Give the number of lines in the data below that contain the string "icon", and reply with that number alone.
===== Material
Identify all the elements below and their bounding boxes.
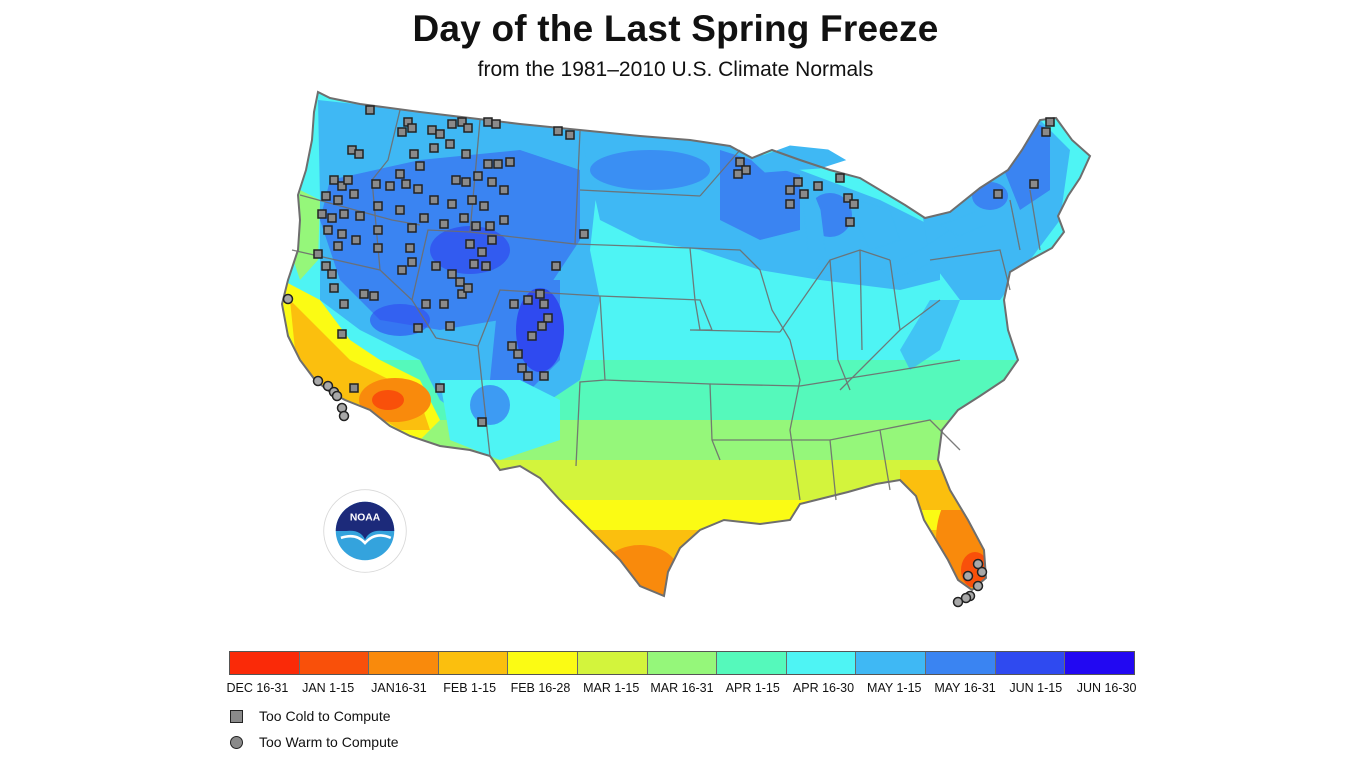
legend-label: MAR 1-15 <box>583 681 640 695</box>
legend-color-bar <box>229 651 1135 675</box>
legend-label: APR 16-30 <box>792 681 855 695</box>
legend-label: MAY 16-31 <box>934 681 996 695</box>
legend-label: JAN16-31 <box>371 681 427 695</box>
legend-swatch <box>647 652 718 674</box>
legend-label: JUN 1-15 <box>1009 681 1063 695</box>
legend-swatch <box>438 652 509 674</box>
legend-label: FEB 1-15 <box>443 681 497 695</box>
legend-swatch <box>508 652 579 674</box>
legend-swatch <box>1065 652 1134 674</box>
gray-circle-icon <box>230 735 243 749</box>
too-cold-markers <box>313 105 1055 427</box>
legend-label: JUN 16-30 <box>1076 681 1137 695</box>
legend-key-too-cold: Too Cold to Compute <box>230 708 391 724</box>
gray-square-icon <box>230 709 243 723</box>
us-freeze-map <box>281 91 1091 608</box>
legend-label: JAN 1-15 <box>302 681 355 695</box>
noaa-logo-text: NOAA <box>350 513 381 524</box>
map-title: Day of the Last Spring Freeze <box>412 8 939 49</box>
legend-label: DEC 16-31 <box>226 681 289 695</box>
legend-swatch <box>299 652 370 674</box>
legend-label: MAY 1-15 <box>867 681 922 695</box>
map-subtitle: from the 1981–2010 U.S. Climate Normals <box>477 58 874 81</box>
legend-swatch <box>786 652 857 674</box>
legend-label: FEB 16-28 <box>510 681 571 695</box>
legend-swatch <box>995 652 1066 674</box>
legend-swatch <box>717 652 787 674</box>
legend-swatch <box>926 652 996 674</box>
legend-key-too-warm: Too Warm to Compute <box>230 734 399 750</box>
legend-swatch <box>230 652 300 674</box>
legend-key-label: Too Warm to Compute <box>259 734 399 750</box>
legend-swatch <box>578 652 648 674</box>
legend-labels: DEC 16-31 JAN 1-15 JAN16-31 FEB 1-15 FEB… <box>222 681 1142 695</box>
too-warm-markers <box>282 293 988 608</box>
legend-label: MAR 16-31 <box>650 681 714 695</box>
legend-swatch <box>856 652 927 674</box>
noaa-logo: NOAA <box>323 489 407 573</box>
legend-swatch <box>369 652 439 674</box>
legend-key-label: Too Cold to Compute <box>259 708 391 724</box>
legend-label: APR 1-15 <box>725 681 780 695</box>
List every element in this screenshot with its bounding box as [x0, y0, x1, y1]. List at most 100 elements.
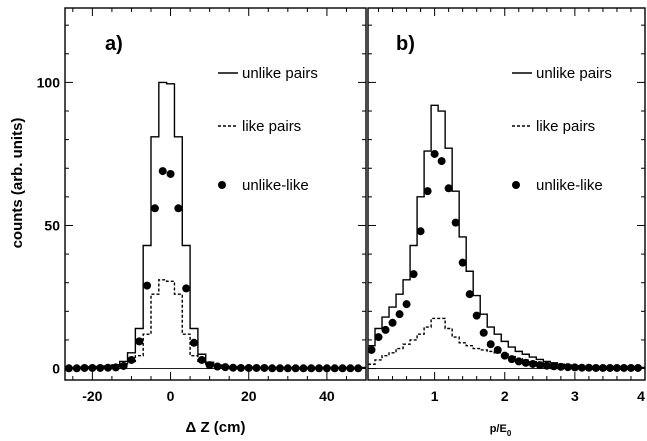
==========
Answer to this problem = 2